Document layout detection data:

▽

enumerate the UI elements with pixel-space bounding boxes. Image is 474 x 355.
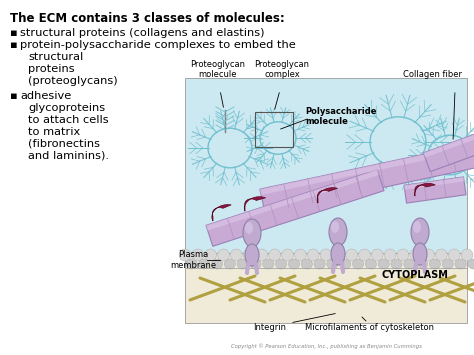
Ellipse shape: [358, 249, 370, 261]
Text: Copyright © Pearson Education, Inc., publishing as Benjamin Cummings: Copyright © Pearson Education, Inc., pub…: [230, 343, 421, 349]
Polygon shape: [245, 197, 265, 211]
Ellipse shape: [413, 221, 421, 233]
Text: Collagen fiber: Collagen fiber: [403, 70, 462, 79]
Ellipse shape: [218, 249, 229, 261]
Ellipse shape: [436, 249, 447, 261]
Polygon shape: [317, 188, 337, 203]
Polygon shape: [260, 143, 474, 195]
Ellipse shape: [301, 259, 312, 269]
Text: to attach cells: to attach cells: [28, 115, 109, 125]
Ellipse shape: [282, 249, 293, 261]
Ellipse shape: [429, 259, 441, 269]
Ellipse shape: [243, 249, 255, 261]
Text: (fibronectins: (fibronectins: [28, 139, 100, 149]
Polygon shape: [423, 132, 474, 158]
Polygon shape: [206, 170, 379, 231]
Ellipse shape: [256, 249, 268, 261]
Polygon shape: [404, 177, 464, 190]
Polygon shape: [212, 204, 231, 221]
Ellipse shape: [404, 259, 415, 269]
Text: structural: structural: [28, 52, 83, 62]
Ellipse shape: [192, 249, 204, 261]
Text: protein-polysaccharide complexes to embed the: protein-polysaccharide complexes to embe…: [20, 40, 296, 50]
Ellipse shape: [269, 249, 281, 261]
Ellipse shape: [329, 218, 347, 246]
Ellipse shape: [205, 249, 217, 261]
Text: Proteoglycan
complex: Proteoglycan complex: [255, 60, 310, 79]
Bar: [255, 112, 293, 147]
Ellipse shape: [411, 218, 429, 246]
Ellipse shape: [417, 259, 428, 269]
Polygon shape: [206, 170, 384, 246]
Ellipse shape: [314, 259, 325, 269]
Ellipse shape: [448, 249, 460, 261]
Ellipse shape: [397, 249, 409, 261]
Ellipse shape: [339, 259, 351, 269]
Ellipse shape: [237, 259, 248, 269]
Text: (proteoglycans): (proteoglycans): [28, 76, 118, 86]
Text: glycoproteins: glycoproteins: [28, 103, 105, 113]
Text: structural proteins (collagens and elastins): structural proteins (collagens and elast…: [20, 28, 264, 38]
Text: ▪: ▪: [10, 91, 18, 101]
Ellipse shape: [327, 259, 338, 269]
Text: to matrix: to matrix: [28, 127, 80, 137]
Ellipse shape: [186, 259, 197, 269]
Ellipse shape: [442, 259, 454, 269]
Ellipse shape: [320, 249, 332, 261]
Ellipse shape: [378, 259, 389, 269]
Ellipse shape: [331, 221, 339, 233]
Text: Polysaccharide
molecule: Polysaccharide molecule: [305, 107, 376, 126]
Text: adhesive: adhesive: [20, 91, 71, 101]
Text: proteins: proteins: [28, 64, 74, 74]
Polygon shape: [423, 132, 474, 172]
Ellipse shape: [455, 259, 466, 269]
Polygon shape: [404, 177, 466, 203]
Polygon shape: [415, 183, 435, 196]
Bar: [185, 78, 467, 253]
Text: Proteoglycan
molecule: Proteoglycan molecule: [191, 60, 246, 79]
Ellipse shape: [346, 249, 357, 261]
Ellipse shape: [352, 259, 364, 269]
Ellipse shape: [371, 249, 383, 261]
Ellipse shape: [294, 249, 306, 261]
Bar: [185, 253, 467, 323]
Text: CYTOPLASM: CYTOPLASM: [382, 270, 448, 280]
Ellipse shape: [288, 259, 300, 269]
Text: Plasma
membrane: Plasma membrane: [170, 250, 216, 270]
Ellipse shape: [413, 243, 427, 265]
Ellipse shape: [410, 249, 422, 261]
Ellipse shape: [250, 259, 261, 269]
Text: and laminins).: and laminins).: [28, 151, 109, 161]
Ellipse shape: [224, 259, 236, 269]
Ellipse shape: [245, 222, 253, 234]
Ellipse shape: [307, 249, 319, 261]
Ellipse shape: [468, 259, 474, 269]
Text: Integrin: Integrin: [254, 323, 286, 332]
Ellipse shape: [230, 249, 242, 261]
Ellipse shape: [245, 244, 259, 266]
Ellipse shape: [263, 259, 274, 269]
Text: ▪: ▪: [10, 40, 18, 50]
Text: Microfilaments of cytoskeleton: Microfilaments of cytoskeleton: [306, 323, 435, 332]
Text: ▪: ▪: [10, 28, 18, 38]
Ellipse shape: [331, 243, 345, 265]
Ellipse shape: [461, 249, 473, 261]
Ellipse shape: [423, 249, 435, 261]
Ellipse shape: [275, 259, 287, 269]
Ellipse shape: [333, 249, 345, 261]
Polygon shape: [260, 143, 474, 213]
Ellipse shape: [243, 219, 261, 247]
Ellipse shape: [199, 259, 210, 269]
Text: The ECM contains 3 classes of molecules:: The ECM contains 3 classes of molecules:: [10, 12, 285, 25]
Ellipse shape: [391, 259, 402, 269]
Ellipse shape: [179, 249, 191, 261]
Ellipse shape: [365, 259, 376, 269]
Ellipse shape: [211, 259, 223, 269]
Ellipse shape: [384, 249, 396, 261]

△

**Exercise details**
List, from the entries above, every line in which the word "structural" shows up.

**Result**
Text: structural: structural: [28, 52, 83, 62]
Text: structural proteins (collagens and elastins): structural proteins (collagens and elast…: [20, 28, 264, 38]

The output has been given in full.